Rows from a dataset

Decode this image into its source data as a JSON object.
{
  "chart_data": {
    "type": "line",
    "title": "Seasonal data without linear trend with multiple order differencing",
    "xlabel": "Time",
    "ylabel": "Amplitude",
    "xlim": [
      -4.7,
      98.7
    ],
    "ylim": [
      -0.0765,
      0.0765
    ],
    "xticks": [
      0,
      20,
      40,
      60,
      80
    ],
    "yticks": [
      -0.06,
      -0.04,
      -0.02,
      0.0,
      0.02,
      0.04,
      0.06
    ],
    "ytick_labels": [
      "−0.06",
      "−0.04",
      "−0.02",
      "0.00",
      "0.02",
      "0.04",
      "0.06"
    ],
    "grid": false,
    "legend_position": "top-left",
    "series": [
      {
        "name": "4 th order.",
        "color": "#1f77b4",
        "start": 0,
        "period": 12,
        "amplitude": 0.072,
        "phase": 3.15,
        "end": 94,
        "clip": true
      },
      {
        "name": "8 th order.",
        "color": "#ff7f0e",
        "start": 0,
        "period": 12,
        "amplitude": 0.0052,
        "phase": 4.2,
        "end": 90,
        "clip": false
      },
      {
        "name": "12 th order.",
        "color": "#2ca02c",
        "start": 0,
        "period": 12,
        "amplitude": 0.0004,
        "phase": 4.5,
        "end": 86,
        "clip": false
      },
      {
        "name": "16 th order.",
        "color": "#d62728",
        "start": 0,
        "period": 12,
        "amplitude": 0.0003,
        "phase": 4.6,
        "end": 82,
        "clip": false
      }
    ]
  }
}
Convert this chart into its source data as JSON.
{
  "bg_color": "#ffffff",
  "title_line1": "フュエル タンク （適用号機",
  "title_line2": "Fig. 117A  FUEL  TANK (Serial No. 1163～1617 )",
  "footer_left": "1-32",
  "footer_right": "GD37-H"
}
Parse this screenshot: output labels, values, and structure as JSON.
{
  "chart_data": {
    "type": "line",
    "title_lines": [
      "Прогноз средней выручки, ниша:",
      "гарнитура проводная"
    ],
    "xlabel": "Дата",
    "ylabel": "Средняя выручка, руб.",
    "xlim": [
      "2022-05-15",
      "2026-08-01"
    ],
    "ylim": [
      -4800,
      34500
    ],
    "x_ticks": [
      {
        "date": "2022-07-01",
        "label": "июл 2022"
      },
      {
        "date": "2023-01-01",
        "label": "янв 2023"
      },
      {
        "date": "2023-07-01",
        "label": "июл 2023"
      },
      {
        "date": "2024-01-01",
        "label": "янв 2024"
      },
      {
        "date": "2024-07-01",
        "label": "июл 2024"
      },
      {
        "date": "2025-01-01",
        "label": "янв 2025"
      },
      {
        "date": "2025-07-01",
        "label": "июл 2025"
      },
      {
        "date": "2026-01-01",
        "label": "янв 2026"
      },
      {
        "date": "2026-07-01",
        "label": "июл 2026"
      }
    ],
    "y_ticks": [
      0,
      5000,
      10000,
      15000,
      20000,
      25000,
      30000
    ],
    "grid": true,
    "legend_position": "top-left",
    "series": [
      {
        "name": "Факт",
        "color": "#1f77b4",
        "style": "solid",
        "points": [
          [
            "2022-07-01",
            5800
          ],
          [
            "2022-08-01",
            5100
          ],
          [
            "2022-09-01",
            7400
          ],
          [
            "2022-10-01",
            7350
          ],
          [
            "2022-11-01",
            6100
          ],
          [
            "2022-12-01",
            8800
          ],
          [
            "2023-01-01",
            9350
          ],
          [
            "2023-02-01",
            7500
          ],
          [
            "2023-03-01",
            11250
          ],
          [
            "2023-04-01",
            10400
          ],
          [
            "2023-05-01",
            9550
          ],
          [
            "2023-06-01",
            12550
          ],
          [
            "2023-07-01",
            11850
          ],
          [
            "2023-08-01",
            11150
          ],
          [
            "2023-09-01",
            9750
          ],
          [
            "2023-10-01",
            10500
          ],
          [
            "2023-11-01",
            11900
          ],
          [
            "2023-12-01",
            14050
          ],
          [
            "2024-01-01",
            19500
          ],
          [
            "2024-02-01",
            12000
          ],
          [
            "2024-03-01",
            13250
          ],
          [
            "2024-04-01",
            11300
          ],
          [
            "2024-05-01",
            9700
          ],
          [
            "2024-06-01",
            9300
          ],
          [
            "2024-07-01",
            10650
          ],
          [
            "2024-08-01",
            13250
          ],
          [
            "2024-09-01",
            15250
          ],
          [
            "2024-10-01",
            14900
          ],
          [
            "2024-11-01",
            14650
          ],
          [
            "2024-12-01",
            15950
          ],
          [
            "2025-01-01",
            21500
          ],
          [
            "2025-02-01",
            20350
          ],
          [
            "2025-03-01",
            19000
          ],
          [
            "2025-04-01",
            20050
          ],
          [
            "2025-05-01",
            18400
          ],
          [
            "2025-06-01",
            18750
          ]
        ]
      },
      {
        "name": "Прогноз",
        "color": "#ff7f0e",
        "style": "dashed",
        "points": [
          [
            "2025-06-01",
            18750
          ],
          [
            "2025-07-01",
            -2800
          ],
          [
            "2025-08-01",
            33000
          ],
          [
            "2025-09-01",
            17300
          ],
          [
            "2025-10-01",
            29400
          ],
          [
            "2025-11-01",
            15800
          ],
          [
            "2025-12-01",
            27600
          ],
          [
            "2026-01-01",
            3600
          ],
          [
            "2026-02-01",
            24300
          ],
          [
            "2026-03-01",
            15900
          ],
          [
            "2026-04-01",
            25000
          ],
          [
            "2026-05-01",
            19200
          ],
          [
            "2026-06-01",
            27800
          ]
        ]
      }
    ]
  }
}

* _What you need to do_
Extract the complete set of records unchanged.

* _Answer to the exercise_
Decode this image into its source data as a JSON object.
{
  "chart_data": {
    "type": "line",
    "title": "Seasonal data without linear trend with multiple order differencing",
    "xlabel": "Time",
    "ylabel": "Amplitude",
    "xlim": [
      -4.7,
      98.7
    ],
    "ylim": [
      -0.0765,
      0.0765
    ],
    "xticks": [
      0,
      20,
      40,
      60,
      80
    ],
    "yticks": [
      -0.06,
      -0.04,
      -0.02,
      0.0,
      0.02,
      0.04,
      0.06
    ],
    "ytick_labels": [
      "−0.06",
      "−0.04",
      "−0.02",
      "0.00",
      "0.02",
      "0.04",
      "0.06"
    ],
    "grid": false,
    "legend_position": "top-left",
    "series": [
      {
        "name": "4 th order.",
        "color": "#1f77b4",
        "start": 0,
        "period": 12,
        "amplitude": 0.072,
        "phase": 3.15,
        "end": 94,
        "clip": true
      },
      {
        "name": "8 th order.",
        "color": "#ff7f0e",
        "start": 0,
        "period": 12,
        "amplitude": 0.0052,
        "phase": 4.2,
        "end": 90,
        "clip": false
      },
      {
        "name": "12 th order.",
        "color": "#2ca02c",
        "start": 0,
        "period": 12,
        "amplitude": 0.0004,
        "phase": 4.5,
        "end": 86,
        "clip": false
      },
      {
        "name": "16 th order.",
        "color": "#d62728",
        "start": 0,
        "period": 12,
        "amplitude": 0.0003,
        "phase": 4.6,
        "end": 82,
        "clip": false
      }
    ]
  }
}
Convert this chart into its source data as JSON.
{
  "bg_color": "#ffffff",
  "title_line1": "フュエル タンク （適用号機",
  "title_line2": "Fig. 117A  FUEL  TANK (Serial No. 1163～1617 )",
  "footer_left": "1-32",
  "footer_right": "GD37-H"
}
Parse this screenshot: output labels, values, and structure as JSON.
{
  "chart_data": {
    "type": "line",
    "title_lines": [
      "Прогноз средней выручки, ниша:",
      "гарнитура проводная"
    ],
    "xlabel": "Дата",
    "ylabel": "Средняя выручка, руб.",
    "xlim": [
      "2022-05-15",
      "2026-08-01"
    ],
    "ylim": [
      -4800,
      34500
    ],
    "x_ticks": [
      {
        "date": "2022-07-01",
        "label": "июл 2022"
      },
      {
        "date": "2023-01-01",
        "label": "янв 2023"
      },
      {
        "date": "2023-07-01",
        "label": "июл 2023"
      },
      {
        "date": "2024-01-01",
        "label": "янв 2024"
      },
      {
        "date": "2024-07-01",
        "label": "июл 2024"
      },
      {
        "date": "2025-01-01",
        "label": "янв 2025"
      },
      {
        "date": "2025-07-01",
        "label": "июл 2025"
      },
      {
        "date": "2026-01-01",
        "label": "янв 2026"
      },
      {
        "date": "2026-07-01",
        "label": "июл 2026"
      }
    ],
    "y_ticks": [
      0,
      5000,
      10000,
      15000,
      20000,
      25000,
      30000
    ],
    "grid": true,
    "legend_position": "top-left",
    "series": [
      {
        "name": "Факт",
        "color": "#1f77b4",
        "style": "solid",
        "points": [
          [
            "2022-07-01",
            5800
          ],
          [
            "2022-08-01",
            5100
          ],
          [
            "2022-09-01",
            7400
          ],
          [
            "2022-10-01",
            7350
          ],
          [
            "2022-11-01",
            6100
          ],
          [
            "2022-12-01",
            8800
          ],
          [
            "2023-01-01",
            9350
          ],
          [
            "2023-02-01",
            7500
          ],
          [
            "2023-03-01",
            11250
          ],
          [
            "2023-04-01",
            10400
          ],
          [
            "2023-05-01",
            9550
          ],
          [
            "2023-06-01",
            12550
          ],
          [
            "2023-07-01",
            11850
          ],
          [
            "2023-08-01",
            11150
          ],
          [
            "2023-09-01",
            9750
          ],
          [
            "2023-10-01",
            10500
          ],
          [
            "2023-11-01",
            11900
          ],
          [
            "2023-12-01",
            14050
          ],
          [
            "2024-01-01",
            19500
          ],
          [
            "2024-02-01",
            12000
          ],
          [
            "2024-03-01",
            13250
          ],
          [
            "2024-04-01",
            11300
          ],
          [
            "2024-05-01",
            9700
          ],
          [
            "2024-06-01",
            9300
          ],
          [
            "2024-07-01",
            10650
          ],
          [
            "2024-08-01",
            13250
          ],
          [
            "2024-09-01",
            15250
          ],
          [
            "2024-10-01",
            14900
          ],
          [
            "2024-11-01",
            14650
          ],
          [
            "2024-12-01",
            15950
          ],
          [
            "2025-01-01",
            21500
          ],
          [
            "2025-02-01",
            20350
          ],
          [
            "2025-03-01",
            19000
          ],
          [
            "2025-04-01",
            20050
          ],
          [
            "2025-05-01",
            18400
          ],
          [
            "2025-06-01",
            18750
          ]
        ]
      },
      {
        "name": "Прогноз",
        "color": "#ff7f0e",
        "style": "dashed",
        "points": [
          [
            "2025-06-01",
            18750
          ],
          [
            "2025-07-01",
            -2800
          ],
          [
            "2025-08-01",
            33000
          ],
          [
            "2025-09-01",
            17300
          ],
          [
            "2025-10-01",
            29400
          ],
          [
            "2025-11-01",
            15800
          ],
          [
            "2025-12-01",
            27600
          ],
          [
            "2026-01-01",
            3600
          ],
          [
            "2026-02-01",
            24300
          ],
          [
            "2026-03-01",
            15900
          ],
          [
            "2026-04-01",
            25000
          ],
          [
            "2026-05-01",
            19200
          ],
          [
            "2026-06-01",
            27800
          ]
        ]
      }
    ]
  }
}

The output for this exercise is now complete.